◆ Data records ◆
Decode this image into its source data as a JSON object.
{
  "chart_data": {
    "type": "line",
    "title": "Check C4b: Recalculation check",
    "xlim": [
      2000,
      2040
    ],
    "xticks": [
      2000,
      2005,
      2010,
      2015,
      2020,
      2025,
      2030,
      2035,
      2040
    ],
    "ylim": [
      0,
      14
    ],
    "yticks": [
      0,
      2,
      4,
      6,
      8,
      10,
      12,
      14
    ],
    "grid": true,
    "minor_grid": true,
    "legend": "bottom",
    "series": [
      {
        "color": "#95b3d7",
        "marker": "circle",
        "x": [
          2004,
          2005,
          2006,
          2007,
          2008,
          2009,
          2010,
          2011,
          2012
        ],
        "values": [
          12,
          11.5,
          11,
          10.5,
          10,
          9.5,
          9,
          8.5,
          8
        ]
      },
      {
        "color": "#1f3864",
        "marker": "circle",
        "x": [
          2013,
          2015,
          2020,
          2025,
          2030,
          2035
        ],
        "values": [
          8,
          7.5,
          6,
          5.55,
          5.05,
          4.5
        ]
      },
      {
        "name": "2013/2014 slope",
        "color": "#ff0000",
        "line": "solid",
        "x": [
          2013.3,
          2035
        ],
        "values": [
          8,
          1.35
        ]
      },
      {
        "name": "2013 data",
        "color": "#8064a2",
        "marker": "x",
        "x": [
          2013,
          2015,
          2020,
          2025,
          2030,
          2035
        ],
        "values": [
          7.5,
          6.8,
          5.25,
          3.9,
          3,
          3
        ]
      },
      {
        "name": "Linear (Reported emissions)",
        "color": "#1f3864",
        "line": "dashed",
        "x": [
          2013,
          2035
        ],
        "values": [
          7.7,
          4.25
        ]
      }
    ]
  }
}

◆ Task directions ◆
Transcribe the full listing above without leaving anything out.

◆ Correct response ◆
Decode this image into its source data as a JSON object.
{
  "chart_data": {
    "type": "line",
    "title": "Check C4b: Recalculation check",
    "xlim": [
      2000,
      2040
    ],
    "xticks": [
      2000,
      2005,
      2010,
      2015,
      2020,
      2025,
      2030,
      2035,
      2040
    ],
    "ylim": [
      0,
      14
    ],
    "yticks": [
      0,
      2,
      4,
      6,
      8,
      10,
      12,
      14
    ],
    "grid": true,
    "minor_grid": true,
    "legend": "bottom",
    "series": [
      {
        "color": "#95b3d7",
        "marker": "circle",
        "x": [
          2004,
          2005,
          2006,
          2007,
          2008,
          2009,
          2010,
          2011,
          2012
        ],
        "values": [
          12,
          11.5,
          11,
          10.5,
          10,
          9.5,
          9,
          8.5,
          8
        ]
      },
      {
        "color": "#1f3864",
        "marker": "circle",
        "x": [
          2013,
          2015,
          2020,
          2025,
          2030,
          2035
        ],
        "values": [
          8,
          7.5,
          6,
          5.55,
          5.05,
          4.5
        ]
      },
      {
        "name": "2013/2014 slope",
        "color": "#ff0000",
        "line": "solid",
        "x": [
          2013.3,
          2035
        ],
        "values": [
          8,
          1.35
        ]
      },
      {
        "name": "2013 data",
        "color": "#8064a2",
        "marker": "x",
        "x": [
          2013,
          2015,
          2020,
          2025,
          2030,
          2035
        ],
        "values": [
          7.5,
          6.8,
          5.25,
          3.9,
          3,
          3
        ]
      },
      {
        "name": "Linear (Reported emissions)",
        "color": "#1f3864",
        "line": "dashed",
        "x": [
          2013,
          2035
        ],
        "values": [
          7.7,
          4.25
        ]
      }
    ]
  }
}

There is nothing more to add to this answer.